Saved data entries
•••
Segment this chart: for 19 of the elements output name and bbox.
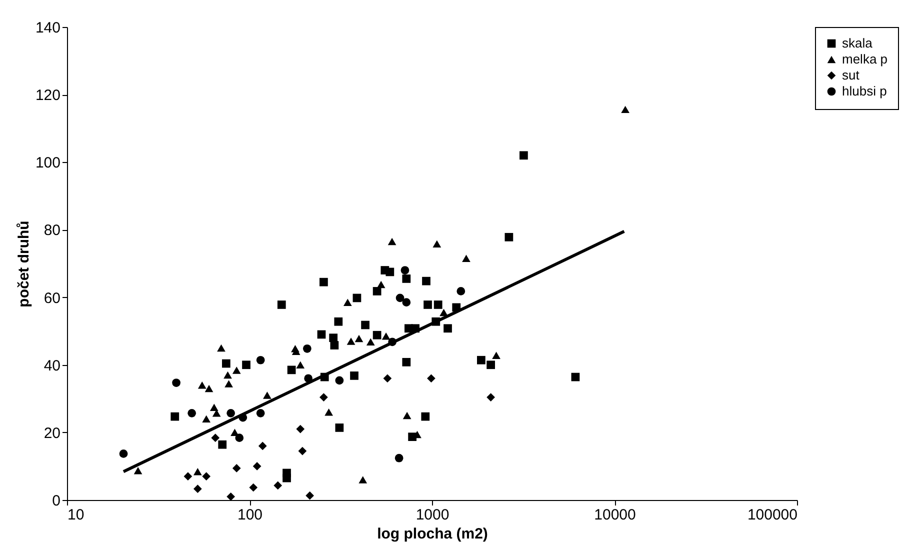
x-tick-label: 1000 — [416, 506, 450, 524]
x-tick-label: 100 — [237, 506, 263, 524]
x-tick-label: 10000 — [594, 506, 636, 524]
y-tick-label: 20 — [44, 424, 60, 442]
y-tick-label: 100 — [35, 154, 60, 172]
y-tick-label: 40 — [44, 357, 60, 374]
legend-label: hlubsi p — [842, 84, 887, 98]
y-tick-label: 80 — [44, 222, 60, 240]
y-tick-label: 60 — [44, 290, 60, 307]
y-axis-title: počet druhů — [15, 220, 32, 308]
legend-label: sut — [842, 68, 860, 82]
y-tick-label: 140 — [35, 20, 60, 36]
legend-label: skala — [842, 36, 874, 50]
y-tick-label: 0 — [52, 492, 60, 510]
legend-label: melka p — [842, 52, 888, 66]
y-tick-label: 120 — [35, 87, 60, 104]
x-tick-label: 10 — [68, 506, 84, 524]
x-tick-label: 100000 — [747, 506, 798, 524]
x-axis-title: log plocha (m2) — [377, 526, 488, 542]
•••
▶ _Task directions_
Please convert every line of the rows above into a Markdown table with the columns "No." and "Line", numbering the lines and skipping blank ones. Leave the pictures out of the table.

▶ _Task solution_
| No. | Line |
|---|---|
| 1 | Segment this chart: for 19 of the elements output name and bbox. |
| 2 | x-tick-label: 1000 — [416, 506, 450, 524] |
| 3 | x-tick-label: 100 — [237, 506, 263, 524] |
| 4 | x-tick-label: 10000 — [594, 506, 636, 524] |
| 5 | y-tick-label: 20 — [44, 424, 60, 442] |
| 6 | y-tick-label: 100 — [35, 154, 60, 172] |
| 7 | y-tick-label: 40 — [44, 357, 60, 374] |
| 8 | legend-label: hlubsi p — [842, 84, 887, 98] |
| 9 | y-tick-label: 80 — [44, 222, 60, 240] |
| 10 | y-tick-label: 60 — [44, 290, 60, 307] |
| 11 | y-axis-title: počet druhů — [15, 220, 32, 308] |
| 12 | legend-label: sut — [842, 68, 860, 82] |
| 13 | y-tick-label: 140 — [35, 20, 60, 36] |
| 14 | legend-label: skala — [842, 36, 874, 50] |
| 15 | y-tick-label: 0 — [52, 492, 60, 510] |
| 16 | legend-label: melka p — [842, 52, 888, 66] |
| 17 | y-tick-label: 120 — [35, 87, 60, 104] |
| 18 | x-tick-label: 10 — [68, 506, 84, 524] |
| 19 | x-tick-label: 100000 — [747, 506, 798, 524] |
| 20 | x-axis-title: log plocha (m2) — [377, 526, 488, 542] |